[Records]
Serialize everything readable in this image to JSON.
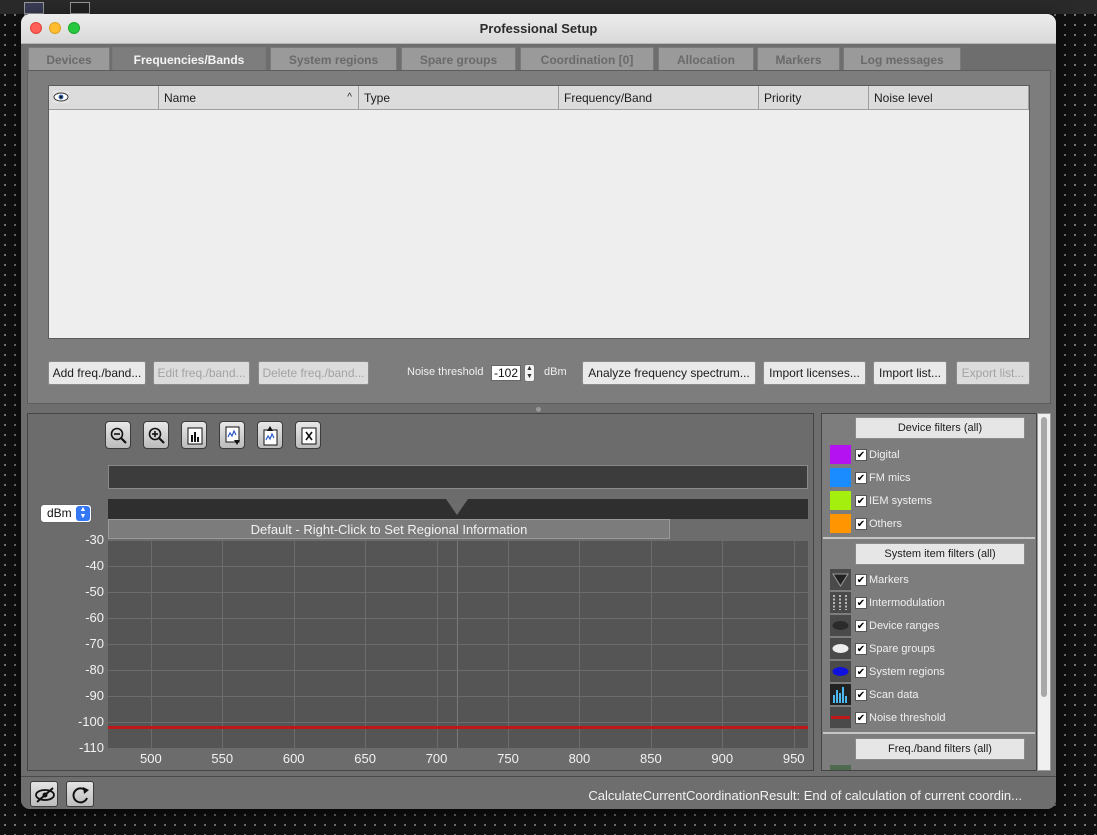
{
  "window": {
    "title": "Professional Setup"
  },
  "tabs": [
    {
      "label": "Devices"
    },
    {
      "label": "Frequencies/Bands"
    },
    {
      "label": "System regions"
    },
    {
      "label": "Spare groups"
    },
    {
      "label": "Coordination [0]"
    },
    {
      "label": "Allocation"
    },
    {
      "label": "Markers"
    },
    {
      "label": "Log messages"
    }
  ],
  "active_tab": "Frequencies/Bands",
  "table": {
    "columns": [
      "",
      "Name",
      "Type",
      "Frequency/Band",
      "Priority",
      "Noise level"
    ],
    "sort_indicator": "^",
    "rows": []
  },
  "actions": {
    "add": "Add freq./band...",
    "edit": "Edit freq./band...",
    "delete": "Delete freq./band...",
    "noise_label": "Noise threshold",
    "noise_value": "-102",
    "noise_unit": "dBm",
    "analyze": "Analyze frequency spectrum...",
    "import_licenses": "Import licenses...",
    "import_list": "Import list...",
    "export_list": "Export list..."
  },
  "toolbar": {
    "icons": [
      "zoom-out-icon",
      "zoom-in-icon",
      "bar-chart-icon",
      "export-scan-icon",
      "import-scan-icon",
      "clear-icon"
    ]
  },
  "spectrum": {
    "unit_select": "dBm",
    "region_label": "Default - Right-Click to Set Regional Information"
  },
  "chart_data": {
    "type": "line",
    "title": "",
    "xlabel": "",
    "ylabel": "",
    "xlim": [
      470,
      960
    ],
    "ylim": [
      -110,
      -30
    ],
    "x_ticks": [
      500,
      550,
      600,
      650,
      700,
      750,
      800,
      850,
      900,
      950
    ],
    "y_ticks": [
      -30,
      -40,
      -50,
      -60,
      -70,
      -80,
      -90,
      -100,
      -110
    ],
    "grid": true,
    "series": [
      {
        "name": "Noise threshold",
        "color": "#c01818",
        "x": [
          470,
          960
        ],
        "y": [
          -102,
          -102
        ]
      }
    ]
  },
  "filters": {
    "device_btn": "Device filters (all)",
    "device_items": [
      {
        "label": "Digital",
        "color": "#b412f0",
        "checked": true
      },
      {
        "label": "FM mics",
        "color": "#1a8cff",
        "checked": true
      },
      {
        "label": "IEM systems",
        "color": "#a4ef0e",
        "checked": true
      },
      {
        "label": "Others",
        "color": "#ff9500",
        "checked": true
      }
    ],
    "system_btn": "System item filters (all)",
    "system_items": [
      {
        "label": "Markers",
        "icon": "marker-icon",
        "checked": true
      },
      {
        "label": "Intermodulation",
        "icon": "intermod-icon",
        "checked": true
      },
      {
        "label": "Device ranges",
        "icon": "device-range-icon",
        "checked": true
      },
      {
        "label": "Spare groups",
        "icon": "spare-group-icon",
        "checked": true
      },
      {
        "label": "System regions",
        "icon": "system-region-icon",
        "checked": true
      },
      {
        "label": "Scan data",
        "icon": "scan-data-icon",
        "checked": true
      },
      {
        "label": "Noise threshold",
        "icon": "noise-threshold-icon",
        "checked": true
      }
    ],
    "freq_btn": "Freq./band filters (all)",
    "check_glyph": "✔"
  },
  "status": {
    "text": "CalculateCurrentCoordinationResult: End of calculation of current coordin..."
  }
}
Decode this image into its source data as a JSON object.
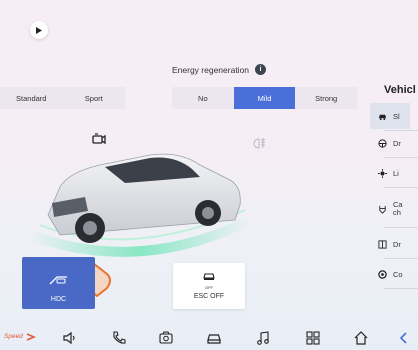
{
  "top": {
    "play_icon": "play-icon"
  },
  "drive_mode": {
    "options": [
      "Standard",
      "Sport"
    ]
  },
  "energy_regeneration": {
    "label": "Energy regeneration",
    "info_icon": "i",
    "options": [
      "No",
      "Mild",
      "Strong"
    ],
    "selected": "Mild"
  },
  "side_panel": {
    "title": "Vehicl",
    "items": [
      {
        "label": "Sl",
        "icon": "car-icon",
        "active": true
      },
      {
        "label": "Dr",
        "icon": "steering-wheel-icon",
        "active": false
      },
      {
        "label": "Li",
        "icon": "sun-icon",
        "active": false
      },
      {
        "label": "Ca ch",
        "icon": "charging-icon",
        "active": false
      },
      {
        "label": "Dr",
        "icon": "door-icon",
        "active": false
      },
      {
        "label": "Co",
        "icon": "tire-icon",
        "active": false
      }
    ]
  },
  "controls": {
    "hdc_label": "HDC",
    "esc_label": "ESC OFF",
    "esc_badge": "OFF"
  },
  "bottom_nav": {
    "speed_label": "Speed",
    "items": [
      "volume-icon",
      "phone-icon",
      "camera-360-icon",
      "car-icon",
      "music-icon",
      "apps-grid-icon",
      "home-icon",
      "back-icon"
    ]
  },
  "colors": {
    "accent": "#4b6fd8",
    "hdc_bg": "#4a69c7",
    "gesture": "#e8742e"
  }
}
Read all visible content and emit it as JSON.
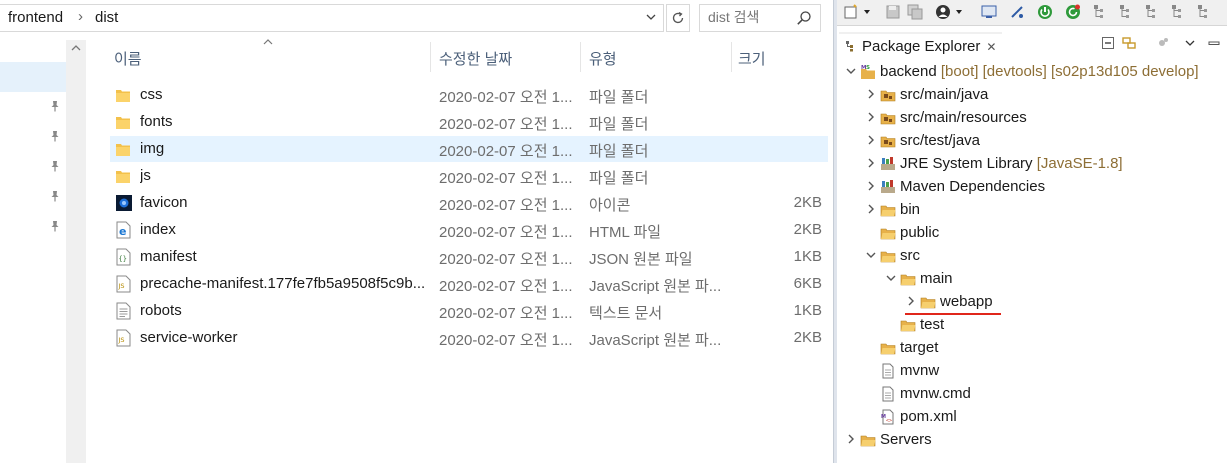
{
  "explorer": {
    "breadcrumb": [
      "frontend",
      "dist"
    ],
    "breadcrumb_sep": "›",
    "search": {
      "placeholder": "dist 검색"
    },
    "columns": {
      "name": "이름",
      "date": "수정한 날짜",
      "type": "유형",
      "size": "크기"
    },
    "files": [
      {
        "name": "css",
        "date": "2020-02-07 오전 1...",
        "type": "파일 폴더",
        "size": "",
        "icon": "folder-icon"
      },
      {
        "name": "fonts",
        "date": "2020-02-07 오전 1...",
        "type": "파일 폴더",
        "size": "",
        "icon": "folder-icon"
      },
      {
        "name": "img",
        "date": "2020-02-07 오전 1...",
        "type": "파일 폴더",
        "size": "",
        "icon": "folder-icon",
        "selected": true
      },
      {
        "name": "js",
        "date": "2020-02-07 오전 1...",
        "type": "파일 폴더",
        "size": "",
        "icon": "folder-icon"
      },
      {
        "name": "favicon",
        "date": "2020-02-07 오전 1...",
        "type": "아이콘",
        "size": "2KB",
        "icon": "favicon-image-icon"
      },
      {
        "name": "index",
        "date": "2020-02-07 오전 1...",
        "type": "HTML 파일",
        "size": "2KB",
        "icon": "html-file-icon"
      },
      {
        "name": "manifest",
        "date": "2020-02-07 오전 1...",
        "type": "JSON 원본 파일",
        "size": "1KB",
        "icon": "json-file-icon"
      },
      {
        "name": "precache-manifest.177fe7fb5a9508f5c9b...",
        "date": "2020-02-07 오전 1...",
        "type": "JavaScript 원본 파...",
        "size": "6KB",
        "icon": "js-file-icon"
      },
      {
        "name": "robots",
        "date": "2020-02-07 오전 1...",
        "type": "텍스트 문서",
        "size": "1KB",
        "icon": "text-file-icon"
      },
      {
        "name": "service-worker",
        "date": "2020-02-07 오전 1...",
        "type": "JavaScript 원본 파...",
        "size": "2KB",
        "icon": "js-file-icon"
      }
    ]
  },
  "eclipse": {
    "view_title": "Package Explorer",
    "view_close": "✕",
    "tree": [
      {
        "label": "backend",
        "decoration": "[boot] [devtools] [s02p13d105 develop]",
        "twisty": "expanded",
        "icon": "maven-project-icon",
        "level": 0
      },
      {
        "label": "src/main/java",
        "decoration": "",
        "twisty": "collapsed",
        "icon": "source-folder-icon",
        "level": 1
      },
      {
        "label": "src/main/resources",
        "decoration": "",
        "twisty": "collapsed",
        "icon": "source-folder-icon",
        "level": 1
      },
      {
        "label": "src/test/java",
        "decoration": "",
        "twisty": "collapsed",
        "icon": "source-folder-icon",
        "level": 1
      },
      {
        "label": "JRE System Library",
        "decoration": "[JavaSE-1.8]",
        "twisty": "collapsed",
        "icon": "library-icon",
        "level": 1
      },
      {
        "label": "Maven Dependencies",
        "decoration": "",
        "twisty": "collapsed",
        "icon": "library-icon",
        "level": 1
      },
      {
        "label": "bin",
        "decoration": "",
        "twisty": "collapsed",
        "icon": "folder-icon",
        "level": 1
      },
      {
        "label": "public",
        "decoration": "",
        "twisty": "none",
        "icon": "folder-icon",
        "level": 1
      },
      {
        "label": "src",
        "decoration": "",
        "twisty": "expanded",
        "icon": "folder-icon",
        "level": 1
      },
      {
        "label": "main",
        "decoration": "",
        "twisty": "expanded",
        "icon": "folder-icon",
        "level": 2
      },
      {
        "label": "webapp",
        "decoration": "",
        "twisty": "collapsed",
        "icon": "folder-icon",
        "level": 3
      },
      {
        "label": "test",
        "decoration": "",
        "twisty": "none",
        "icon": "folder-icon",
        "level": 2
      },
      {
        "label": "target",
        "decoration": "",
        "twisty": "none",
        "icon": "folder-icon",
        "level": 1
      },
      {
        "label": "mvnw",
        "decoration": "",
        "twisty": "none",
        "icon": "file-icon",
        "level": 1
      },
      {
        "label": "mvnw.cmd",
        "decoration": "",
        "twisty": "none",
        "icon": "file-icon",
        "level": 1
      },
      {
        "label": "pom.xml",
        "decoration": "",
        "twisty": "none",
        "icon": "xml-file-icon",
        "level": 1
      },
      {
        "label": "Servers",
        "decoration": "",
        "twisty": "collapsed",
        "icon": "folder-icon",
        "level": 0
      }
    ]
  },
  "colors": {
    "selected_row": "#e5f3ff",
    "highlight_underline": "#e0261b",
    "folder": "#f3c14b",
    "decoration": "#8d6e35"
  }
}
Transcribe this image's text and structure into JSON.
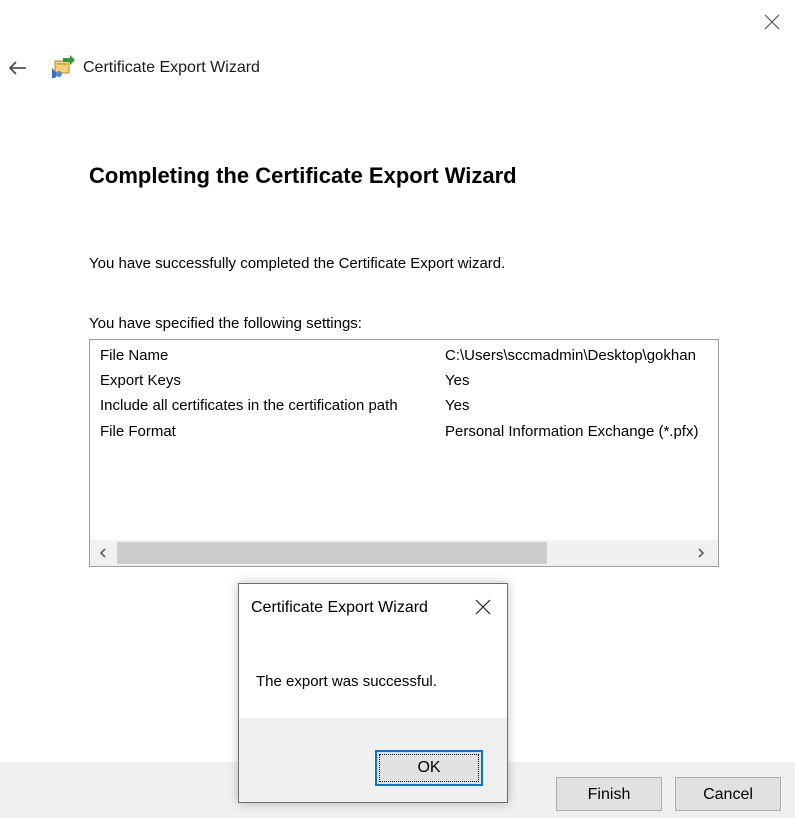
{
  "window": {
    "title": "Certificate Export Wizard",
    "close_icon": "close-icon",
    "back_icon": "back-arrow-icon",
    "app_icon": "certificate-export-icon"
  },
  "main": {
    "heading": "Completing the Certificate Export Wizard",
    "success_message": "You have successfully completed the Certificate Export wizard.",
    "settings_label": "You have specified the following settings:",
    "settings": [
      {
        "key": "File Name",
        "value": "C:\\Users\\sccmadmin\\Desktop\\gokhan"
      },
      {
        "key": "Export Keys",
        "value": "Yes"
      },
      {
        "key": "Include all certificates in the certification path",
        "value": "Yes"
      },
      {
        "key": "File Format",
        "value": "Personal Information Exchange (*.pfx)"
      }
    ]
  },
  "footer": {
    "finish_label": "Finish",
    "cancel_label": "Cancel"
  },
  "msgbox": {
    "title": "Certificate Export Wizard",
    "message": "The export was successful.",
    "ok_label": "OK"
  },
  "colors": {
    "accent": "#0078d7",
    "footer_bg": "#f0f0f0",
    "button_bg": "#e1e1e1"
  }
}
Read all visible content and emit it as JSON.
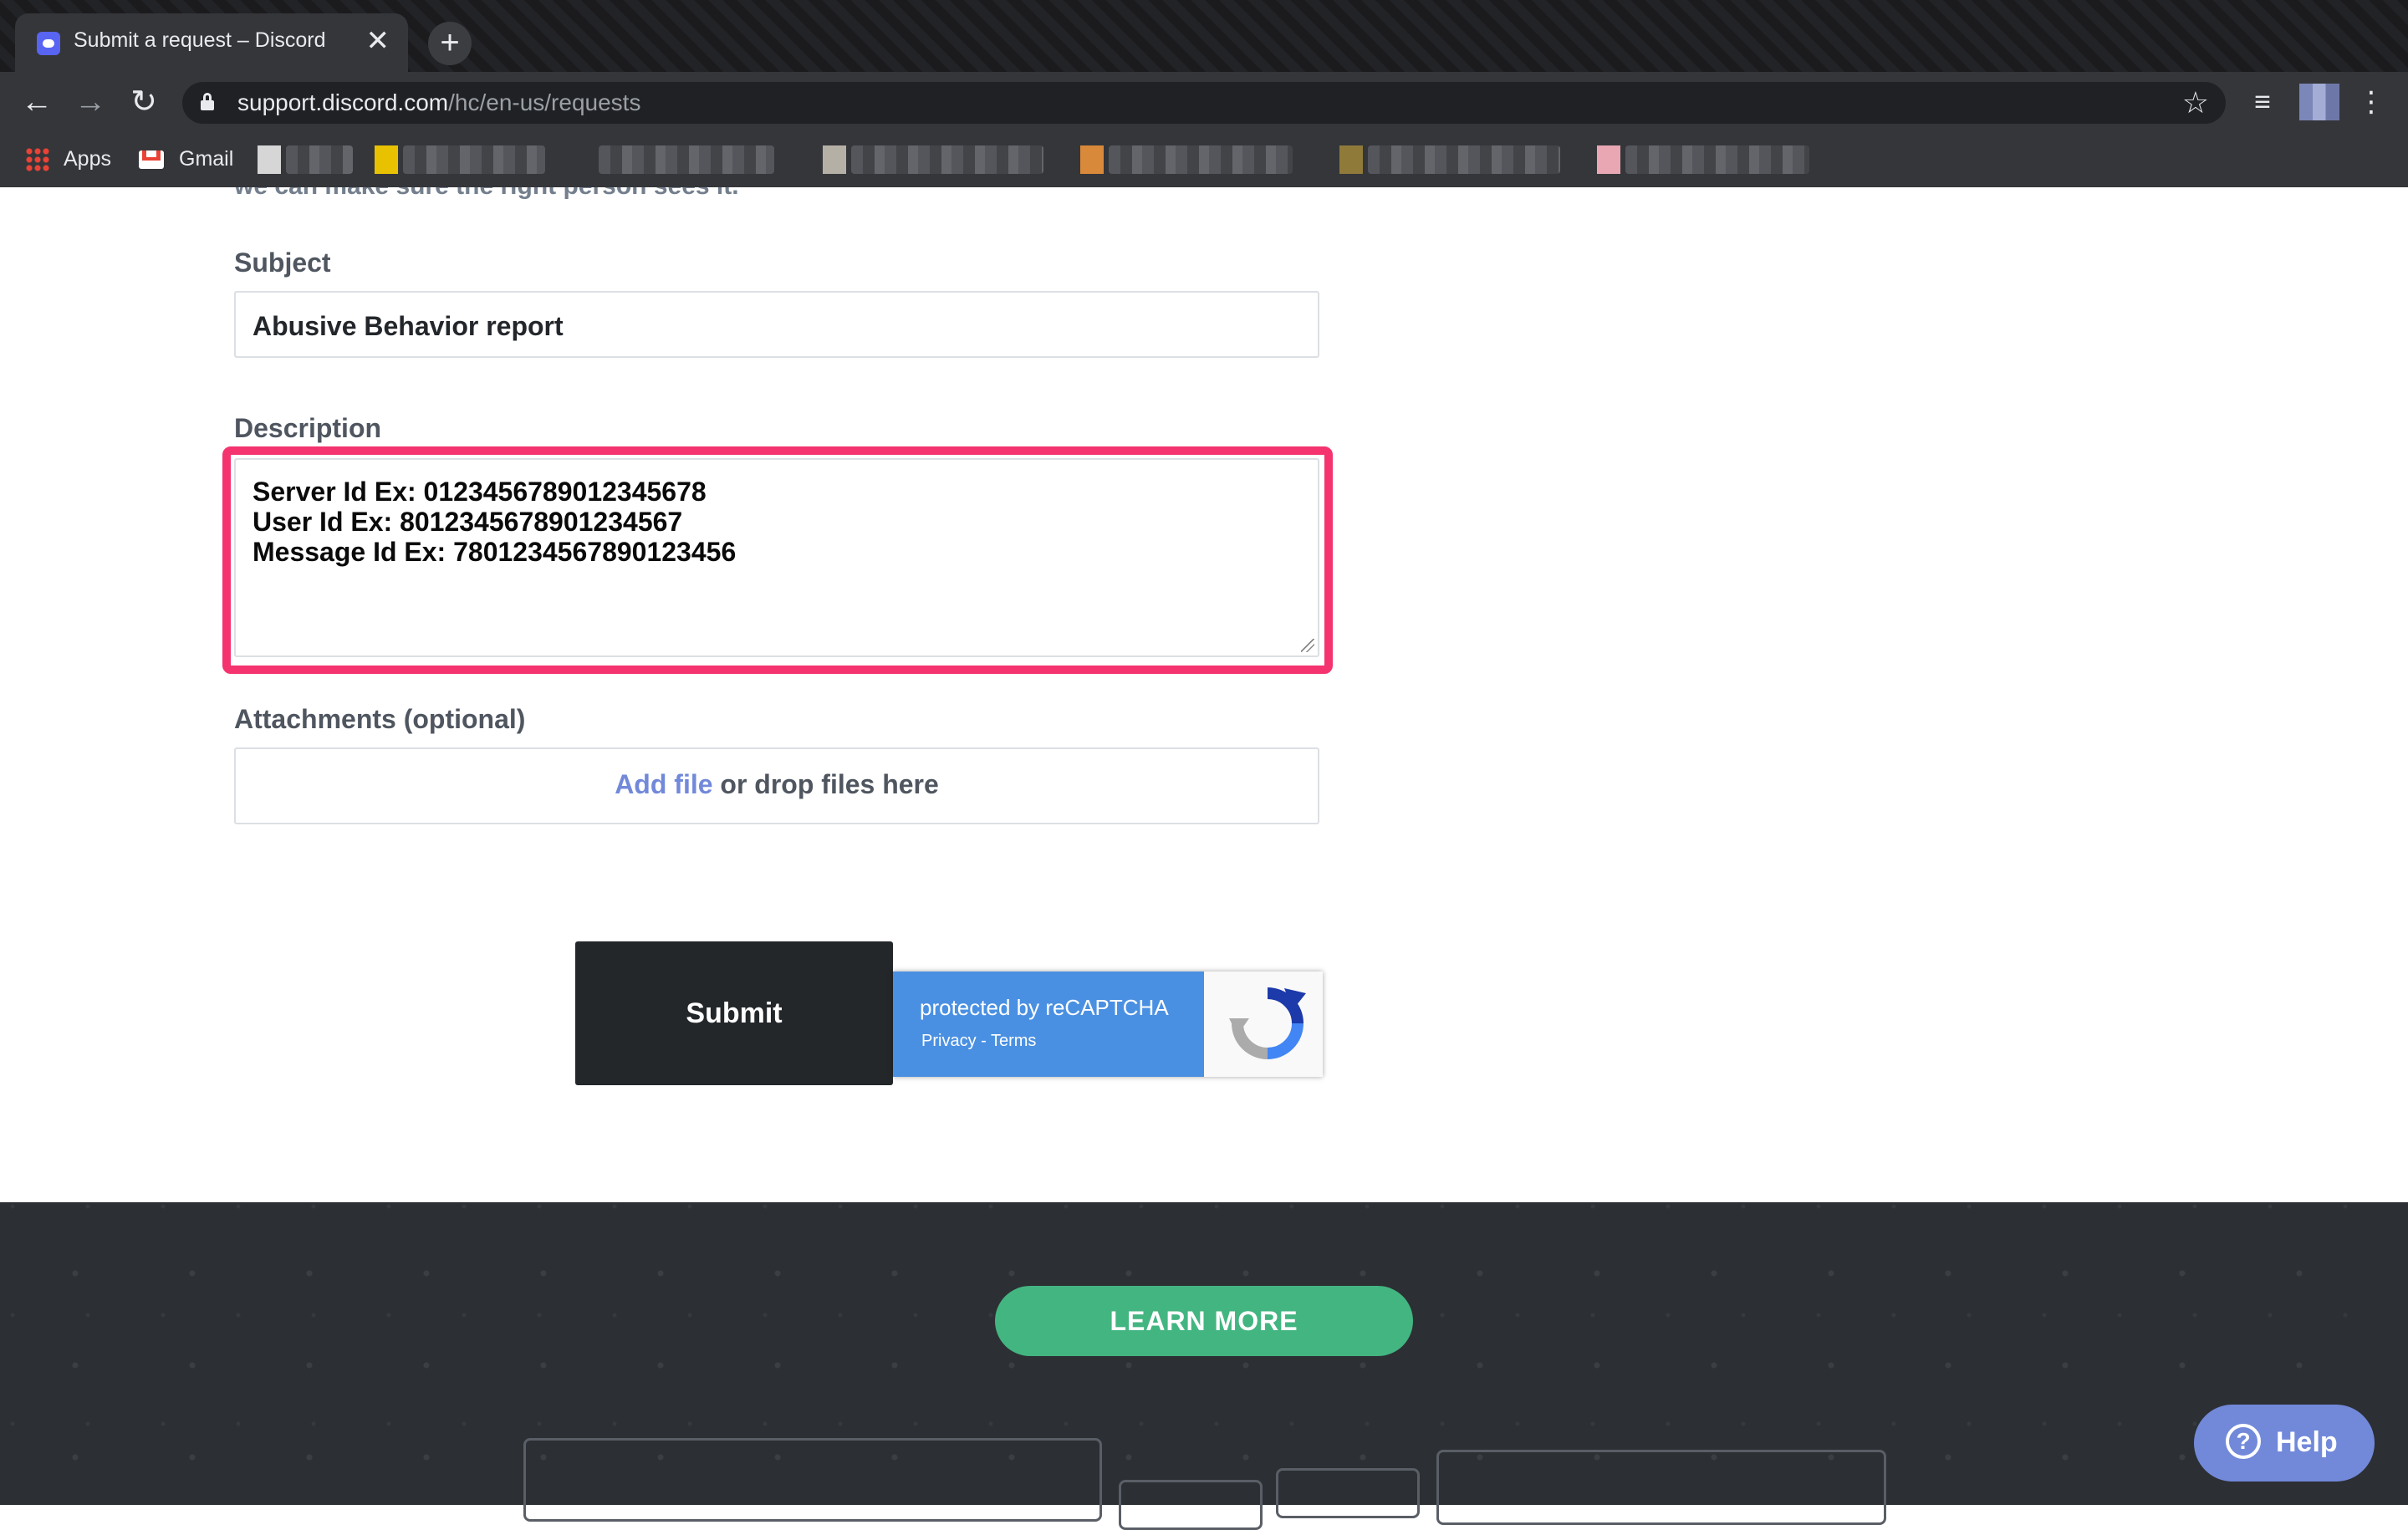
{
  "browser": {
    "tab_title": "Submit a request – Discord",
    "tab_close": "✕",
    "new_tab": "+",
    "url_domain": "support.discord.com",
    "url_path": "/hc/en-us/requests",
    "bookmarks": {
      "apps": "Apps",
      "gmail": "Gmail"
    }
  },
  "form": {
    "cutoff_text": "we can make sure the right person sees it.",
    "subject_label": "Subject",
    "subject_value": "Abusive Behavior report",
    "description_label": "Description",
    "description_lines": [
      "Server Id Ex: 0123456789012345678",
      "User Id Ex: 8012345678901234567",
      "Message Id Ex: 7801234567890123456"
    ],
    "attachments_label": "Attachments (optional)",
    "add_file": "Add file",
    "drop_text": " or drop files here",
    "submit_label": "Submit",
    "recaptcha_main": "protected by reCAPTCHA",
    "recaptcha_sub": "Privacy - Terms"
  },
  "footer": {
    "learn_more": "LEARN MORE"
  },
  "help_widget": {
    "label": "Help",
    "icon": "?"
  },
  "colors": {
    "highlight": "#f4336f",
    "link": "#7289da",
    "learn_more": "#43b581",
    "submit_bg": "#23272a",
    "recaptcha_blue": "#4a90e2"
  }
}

Written exercise: Read through the entries and copy each line in which "groups" appears.

Result of the task:
      "label": "Spare groups"
        "label": "Spare groups",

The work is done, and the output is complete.